> [PROMPT]
Make an exact copy of the entries, and keep any pictures out of it.

> [RAW DATA]
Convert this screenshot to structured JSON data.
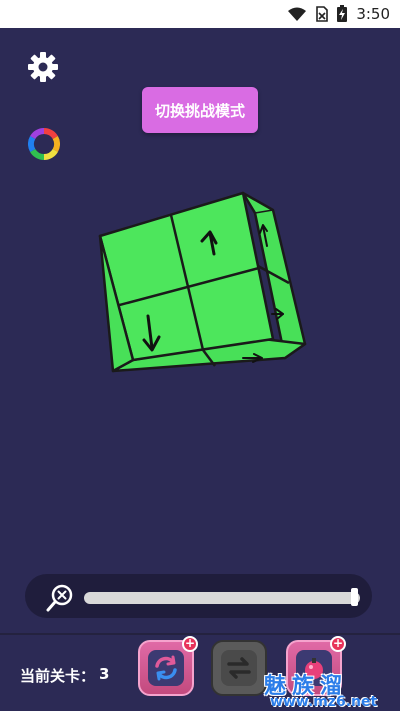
{
  "status_bar": {
    "time": "3:50",
    "icons": [
      "wifi-icon",
      "no-sim-icon",
      "battery-charging-icon"
    ]
  },
  "toolbar": {
    "settings_icon": "gear-icon",
    "color_icon": "color-wheel-icon",
    "challenge_button_label": "切换挑战模式"
  },
  "puzzle": {
    "cube_color": "#4de65c",
    "front_tiles": [
      "up-arrow",
      "blank",
      "down-arrow",
      "blank"
    ],
    "side_arrows": [
      "up-arrow",
      "right-arrow"
    ],
    "bottom_arrows": [
      "right-arrow"
    ]
  },
  "zoom_slider": {
    "icon": "zoom-reset-icon",
    "value": 1.0
  },
  "footer": {
    "level_label": "当前关卡：",
    "level_value": "3",
    "buttons": [
      "refresh-icon",
      "swap-icon",
      "bomb-icon"
    ]
  },
  "watermark": {
    "text": "魅族溜",
    "url": "www.mz6.net"
  }
}
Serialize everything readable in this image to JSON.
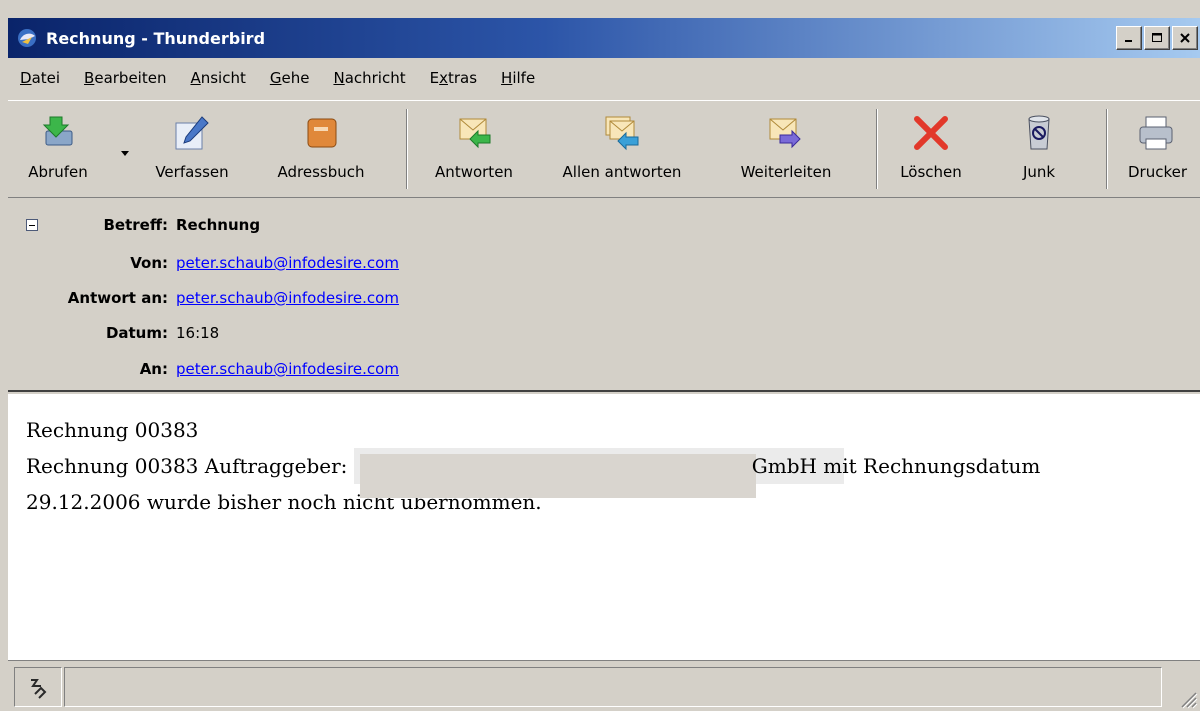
{
  "window": {
    "title": "Rechnung - Thunderbird",
    "app_icon": "thunderbird-icon",
    "controls": [
      "minimize-icon",
      "maximize-icon",
      "close-icon"
    ]
  },
  "menubar": {
    "items": [
      {
        "label_pre": "",
        "accel": "D",
        "label_post": "atei"
      },
      {
        "label_pre": "",
        "accel": "B",
        "label_post": "earbeiten"
      },
      {
        "label_pre": "",
        "accel": "A",
        "label_post": "nsicht"
      },
      {
        "label_pre": "",
        "accel": "G",
        "label_post": "ehe"
      },
      {
        "label_pre": "",
        "accel": "N",
        "label_post": "achricht"
      },
      {
        "label_pre": "E",
        "accel": "x",
        "label_post": "tras"
      },
      {
        "label_pre": "",
        "accel": "H",
        "label_post": "ilfe"
      }
    ]
  },
  "toolbar": {
    "buttons": [
      {
        "label": "Abrufen",
        "icon": "get-mail-icon"
      },
      {
        "label": "Verfassen",
        "icon": "compose-icon"
      },
      {
        "label": "Adressbuch",
        "icon": "address-book-icon"
      },
      {
        "label": "Antworten",
        "icon": "reply-icon"
      },
      {
        "label": "Allen antworten",
        "icon": "reply-all-icon"
      },
      {
        "label": "Weiterleiten",
        "icon": "forward-icon"
      },
      {
        "label": "Löschen",
        "icon": "delete-icon"
      },
      {
        "label": "Junk",
        "icon": "junk-icon"
      },
      {
        "label": "Drucker",
        "icon": "print-icon"
      }
    ]
  },
  "header": {
    "subject_label": "Betreff:",
    "subject": "Rechnung",
    "from_label": "Von:",
    "from": "peter.schaub@infodesire.com",
    "reply_to_label": "Antwort an:",
    "reply_to": "peter.schaub@infodesire.com",
    "date_label": "Datum:",
    "date": "16:18",
    "to_label": "An:",
    "to": "peter.schaub@infodesire.com"
  },
  "message": {
    "line1": "Rechnung 00383",
    "line2_pre": "Rechnung 00383 Auftraggeber:",
    "line2_post": "GmbH mit Rechnungsdatum",
    "line3": "29.12.2006 wurde bisher noch nicht übernommen."
  },
  "statusbar": {
    "status_icon": "online-status-icon",
    "text": ""
  },
  "colors": {
    "titlebar_start": "#0a246a",
    "titlebar_end": "#a6caf0",
    "chrome": "#d4d0c8",
    "link": "#0000ff"
  }
}
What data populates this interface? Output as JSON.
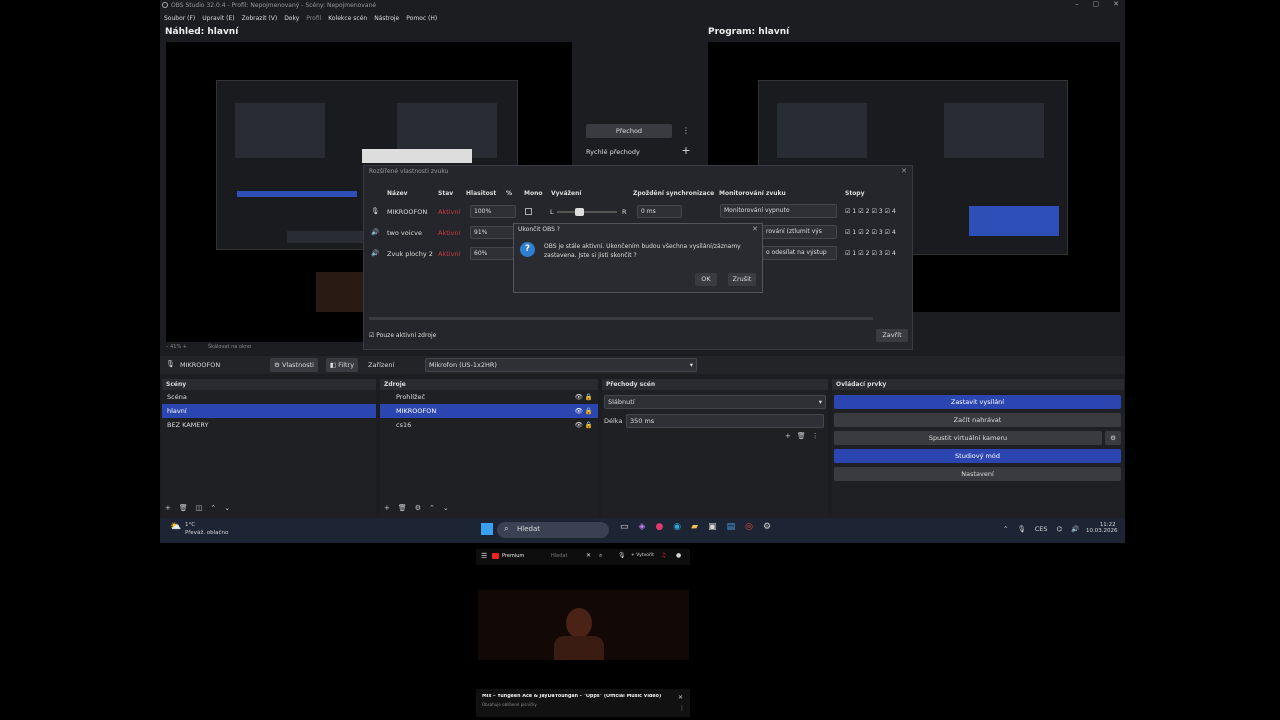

> [RIGHT ANSWER]
Convert this screenshot to structured JSON data.
{
  "status_bar": {
    "time": "3:50",
    "icons": [
      "wifi-icon",
      "no-sim-icon",
      "battery-charging-icon"
    ]
  },
  "toolbar": {
    "settings_icon": "gear-icon",
    "color_icon": "color-wheel-icon",
    "challenge_button_label": "切换挑战模式"
  },
  "puzzle": {
    "cube_color": "#4de65c",
    "front_tiles": [
      "up-arrow",
      "blank",
      "down-arrow",
      "blank"
    ],
    "side_arrows": [
      "up-arrow",
      "right-arrow"
    ],
    "bottom_arrows": [
      "right-arrow"
    ]
  },
  "zoom_slider": {
    "icon": "zoom-reset-icon",
    "value": 1.0
  },
  "footer": {
    "level_label": "当前关卡：",
    "level_value": "3",
    "buttons": [
      "refresh-icon",
      "swap-icon",
      "bomb-icon"
    ]
  },
  "watermark": {
    "text": "魅族溜",
    "url": "www.mz6.net"
  }
}
Serialize everything readable in this image to JSON.
{
  "window": {
    "title": "Rechnung - Thunderbird",
    "app_icon": "thunderbird-icon",
    "controls": [
      "minimize-icon",
      "maximize-icon",
      "close-icon"
    ]
  },
  "menubar": {
    "items": [
      {
        "label_pre": "",
        "accel": "D",
        "label_post": "atei"
      },
      {
        "label_pre": "",
        "accel": "B",
        "label_post": "earbeiten"
      },
      {
        "label_pre": "",
        "accel": "A",
        "label_post": "nsicht"
      },
      {
        "label_pre": "",
        "accel": "G",
        "label_post": "ehe"
      },
      {
        "label_pre": "",
        "accel": "N",
        "label_post": "achricht"
      },
      {
        "label_pre": "E",
        "accel": "x",
        "label_post": "tras"
      },
      {
        "label_pre": "",
        "accel": "H",
        "label_post": "ilfe"
      }
    ]
  },
  "toolbar": {
    "buttons": [
      {
        "label": "Abrufen",
        "icon": "get-mail-icon"
      },
      {
        "label": "Verfassen",
        "icon": "compose-icon"
      },
      {
        "label": "Adressbuch",
        "icon": "address-book-icon"
      },
      {
        "label": "Antworten",
        "icon": "reply-icon"
      },
      {
        "label": "Allen antworten",
        "icon": "reply-all-icon"
      },
      {
        "label": "Weiterleiten",
        "icon": "forward-icon"
      },
      {
        "label": "Löschen",
        "icon": "delete-icon"
      },
      {
        "label": "Junk",
        "icon": "junk-icon"
      },
      {
        "label": "Drucker",
        "icon": "print-icon"
      }
    ]
  },
  "header": {
    "subject_label": "Betreff:",
    "subject": "Rechnung",
    "from_label": "Von:",
    "from": "peter.schaub@infodesire.com",
    "reply_to_label": "Antwort an:",
    "reply_to": "peter.schaub@infodesire.com",
    "date_label": "Datum:",
    "date": "16:18",
    "to_label": "An:",
    "to": "peter.schaub@infodesire.com"
  },
  "message": {
    "line1": "Rechnung 00383",
    "line2_pre": "Rechnung 00383 Auftraggeber:",
    "line2_post": "GmbH mit Rechnungsdatum",
    "line3": "29.12.2006 wurde bisher noch nicht übernommen."
  },
  "statusbar": {
    "status_icon": "online-status-icon",
    "text": ""
  },
  "colors": {
    "titlebar_start": "#0a246a",
    "titlebar_end": "#a6caf0",
    "chrome": "#d4d0c8",
    "link": "#0000ff"
  }
}
What data populates this interface? Output as JSON.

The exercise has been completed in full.